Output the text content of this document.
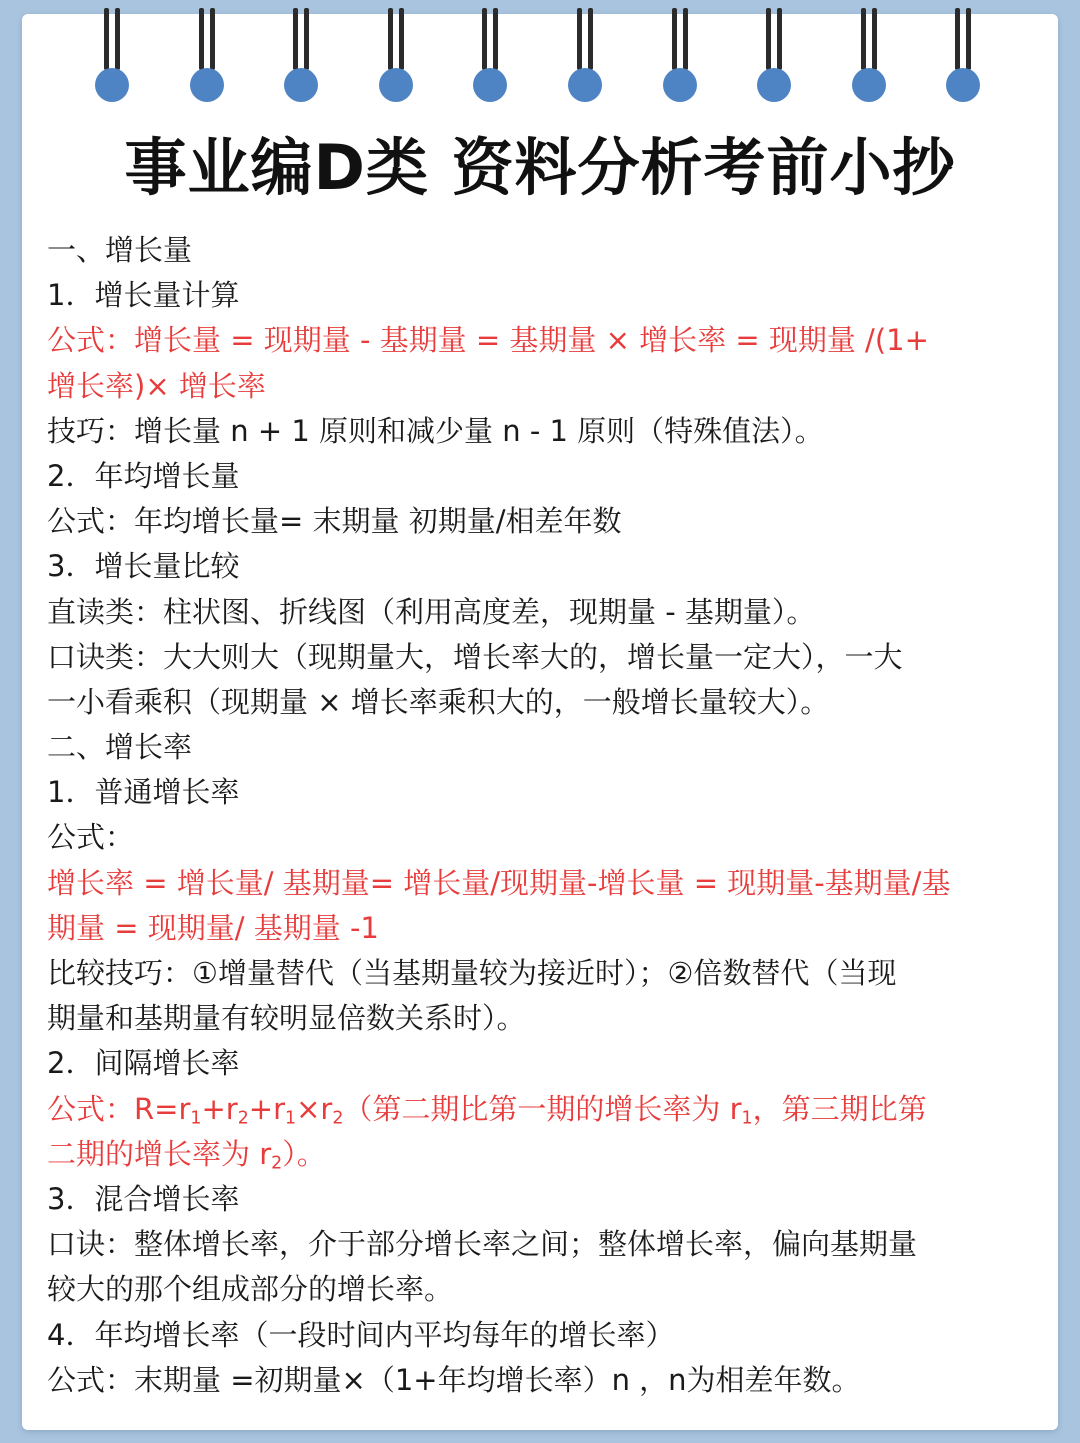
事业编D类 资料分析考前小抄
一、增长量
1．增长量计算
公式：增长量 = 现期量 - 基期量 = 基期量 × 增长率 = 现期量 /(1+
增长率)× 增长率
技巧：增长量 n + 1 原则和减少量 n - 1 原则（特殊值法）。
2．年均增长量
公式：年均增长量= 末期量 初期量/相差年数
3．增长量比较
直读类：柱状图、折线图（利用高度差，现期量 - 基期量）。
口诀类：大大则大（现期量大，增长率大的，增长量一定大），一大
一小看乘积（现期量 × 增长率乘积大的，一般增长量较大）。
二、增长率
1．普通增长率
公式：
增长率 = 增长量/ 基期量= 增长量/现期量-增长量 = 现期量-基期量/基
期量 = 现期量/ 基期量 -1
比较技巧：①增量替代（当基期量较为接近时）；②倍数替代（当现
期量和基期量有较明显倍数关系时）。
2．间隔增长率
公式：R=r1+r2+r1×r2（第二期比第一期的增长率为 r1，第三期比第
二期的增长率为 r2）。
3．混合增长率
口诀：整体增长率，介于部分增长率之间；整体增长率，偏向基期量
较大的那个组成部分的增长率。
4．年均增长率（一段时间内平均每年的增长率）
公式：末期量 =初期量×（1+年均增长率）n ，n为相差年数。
____________
* [EXERCISE DESCRIPTION]: Pick out each line that holds the string "年均增长率".

* [CORRECT RESPONSE]:
4．年均增长率（一段时间内平均每年的增长率）
公式：末期量 =初期量×（1+年均增长率）n ，n为相差年数。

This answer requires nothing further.